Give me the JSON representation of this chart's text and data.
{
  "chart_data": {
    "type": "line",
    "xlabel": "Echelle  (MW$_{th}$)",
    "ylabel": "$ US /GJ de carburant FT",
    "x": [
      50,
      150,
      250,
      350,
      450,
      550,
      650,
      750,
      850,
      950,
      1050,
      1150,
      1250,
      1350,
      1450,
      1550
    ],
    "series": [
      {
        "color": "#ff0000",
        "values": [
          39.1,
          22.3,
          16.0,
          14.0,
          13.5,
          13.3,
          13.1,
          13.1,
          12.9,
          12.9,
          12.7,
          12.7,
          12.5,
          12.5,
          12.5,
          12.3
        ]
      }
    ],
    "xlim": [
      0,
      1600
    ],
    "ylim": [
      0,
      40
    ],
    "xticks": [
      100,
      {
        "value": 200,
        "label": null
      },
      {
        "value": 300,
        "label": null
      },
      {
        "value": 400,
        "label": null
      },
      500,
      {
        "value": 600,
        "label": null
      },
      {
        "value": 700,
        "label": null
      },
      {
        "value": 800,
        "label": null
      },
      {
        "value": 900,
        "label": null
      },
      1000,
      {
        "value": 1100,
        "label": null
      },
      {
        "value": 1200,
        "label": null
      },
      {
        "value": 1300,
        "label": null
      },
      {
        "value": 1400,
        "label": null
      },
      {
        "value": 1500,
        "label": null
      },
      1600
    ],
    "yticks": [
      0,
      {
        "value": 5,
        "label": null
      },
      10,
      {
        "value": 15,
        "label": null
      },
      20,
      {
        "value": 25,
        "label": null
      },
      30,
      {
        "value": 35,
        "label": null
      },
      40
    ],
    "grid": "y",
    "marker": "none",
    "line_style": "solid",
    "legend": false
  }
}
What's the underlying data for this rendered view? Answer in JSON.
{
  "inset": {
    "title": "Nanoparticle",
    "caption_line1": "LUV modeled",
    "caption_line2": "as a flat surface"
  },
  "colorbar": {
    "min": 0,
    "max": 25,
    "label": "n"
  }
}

════════════════

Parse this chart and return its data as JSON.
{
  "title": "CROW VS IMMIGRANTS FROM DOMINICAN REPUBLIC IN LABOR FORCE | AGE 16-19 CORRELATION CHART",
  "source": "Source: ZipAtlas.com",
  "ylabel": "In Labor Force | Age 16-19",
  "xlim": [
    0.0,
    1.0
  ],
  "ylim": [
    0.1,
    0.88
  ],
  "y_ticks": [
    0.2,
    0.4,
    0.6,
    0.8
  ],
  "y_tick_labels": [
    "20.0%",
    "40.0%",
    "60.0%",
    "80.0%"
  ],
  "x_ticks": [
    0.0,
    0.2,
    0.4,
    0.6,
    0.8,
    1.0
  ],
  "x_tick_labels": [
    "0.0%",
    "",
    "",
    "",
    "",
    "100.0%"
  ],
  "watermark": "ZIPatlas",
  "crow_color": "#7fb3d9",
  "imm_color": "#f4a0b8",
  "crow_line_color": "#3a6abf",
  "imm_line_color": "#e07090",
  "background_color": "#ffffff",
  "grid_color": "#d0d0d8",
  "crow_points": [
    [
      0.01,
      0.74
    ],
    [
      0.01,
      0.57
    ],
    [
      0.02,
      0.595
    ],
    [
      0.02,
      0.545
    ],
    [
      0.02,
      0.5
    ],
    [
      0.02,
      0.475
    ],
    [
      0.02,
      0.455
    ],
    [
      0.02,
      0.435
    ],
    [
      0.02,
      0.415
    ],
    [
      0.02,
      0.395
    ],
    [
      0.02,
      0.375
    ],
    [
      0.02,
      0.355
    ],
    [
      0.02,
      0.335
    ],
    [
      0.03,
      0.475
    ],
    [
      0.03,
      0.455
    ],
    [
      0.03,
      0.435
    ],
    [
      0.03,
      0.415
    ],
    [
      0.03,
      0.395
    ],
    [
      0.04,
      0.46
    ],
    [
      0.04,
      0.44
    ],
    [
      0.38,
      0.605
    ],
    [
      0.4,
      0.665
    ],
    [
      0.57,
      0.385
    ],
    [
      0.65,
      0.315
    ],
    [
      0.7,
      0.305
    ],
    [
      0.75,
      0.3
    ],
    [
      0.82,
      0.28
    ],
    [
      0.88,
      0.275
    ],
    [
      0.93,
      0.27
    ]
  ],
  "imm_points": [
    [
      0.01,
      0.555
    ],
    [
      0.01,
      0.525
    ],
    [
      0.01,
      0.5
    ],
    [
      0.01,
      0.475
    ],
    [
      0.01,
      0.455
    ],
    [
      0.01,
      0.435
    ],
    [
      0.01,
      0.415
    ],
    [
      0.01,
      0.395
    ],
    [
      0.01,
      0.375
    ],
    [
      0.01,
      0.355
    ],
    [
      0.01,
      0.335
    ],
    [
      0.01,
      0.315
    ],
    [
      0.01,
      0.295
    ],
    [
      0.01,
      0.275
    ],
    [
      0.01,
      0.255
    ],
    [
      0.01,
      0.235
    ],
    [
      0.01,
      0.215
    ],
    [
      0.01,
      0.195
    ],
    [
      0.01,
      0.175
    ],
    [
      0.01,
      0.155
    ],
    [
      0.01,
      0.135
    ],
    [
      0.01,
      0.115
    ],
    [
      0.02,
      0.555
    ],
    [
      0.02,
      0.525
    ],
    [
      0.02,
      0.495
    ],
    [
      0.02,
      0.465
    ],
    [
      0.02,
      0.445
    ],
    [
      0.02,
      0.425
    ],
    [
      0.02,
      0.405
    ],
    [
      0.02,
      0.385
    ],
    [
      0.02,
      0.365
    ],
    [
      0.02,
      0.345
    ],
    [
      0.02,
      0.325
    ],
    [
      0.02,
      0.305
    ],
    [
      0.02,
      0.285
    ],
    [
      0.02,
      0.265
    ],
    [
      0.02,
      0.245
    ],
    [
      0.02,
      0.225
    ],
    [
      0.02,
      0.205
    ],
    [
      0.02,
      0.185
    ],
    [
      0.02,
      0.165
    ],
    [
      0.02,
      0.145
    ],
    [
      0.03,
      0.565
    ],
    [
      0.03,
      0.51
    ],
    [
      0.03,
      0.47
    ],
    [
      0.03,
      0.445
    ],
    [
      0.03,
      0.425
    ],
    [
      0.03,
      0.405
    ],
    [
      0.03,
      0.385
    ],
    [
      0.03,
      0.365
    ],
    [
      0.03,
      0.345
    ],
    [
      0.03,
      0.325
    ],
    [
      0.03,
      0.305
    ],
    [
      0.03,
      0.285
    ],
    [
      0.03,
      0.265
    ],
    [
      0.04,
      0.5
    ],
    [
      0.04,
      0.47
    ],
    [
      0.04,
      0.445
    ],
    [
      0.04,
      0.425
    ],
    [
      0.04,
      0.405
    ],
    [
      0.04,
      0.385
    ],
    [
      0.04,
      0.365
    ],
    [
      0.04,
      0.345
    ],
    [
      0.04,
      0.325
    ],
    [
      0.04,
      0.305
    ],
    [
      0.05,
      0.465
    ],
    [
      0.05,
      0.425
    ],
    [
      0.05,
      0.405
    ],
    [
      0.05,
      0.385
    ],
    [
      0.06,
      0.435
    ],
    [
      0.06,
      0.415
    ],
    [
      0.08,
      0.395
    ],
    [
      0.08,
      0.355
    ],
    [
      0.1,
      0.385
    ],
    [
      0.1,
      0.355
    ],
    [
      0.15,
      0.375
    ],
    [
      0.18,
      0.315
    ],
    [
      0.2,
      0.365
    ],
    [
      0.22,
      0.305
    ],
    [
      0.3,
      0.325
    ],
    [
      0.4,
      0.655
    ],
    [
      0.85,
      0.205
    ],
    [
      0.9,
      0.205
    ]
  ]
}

════════════════

• **Given task**
Copy out each line of the listing that holds "title".

• **Solution for this task**
    "title": "Nanoparticle",
  "title": "CROW VS IMMIGRANTS FROM DOMINICAN REPUBLIC IN LABOR FORCE | AGE 16-19 CORRELATION CHART",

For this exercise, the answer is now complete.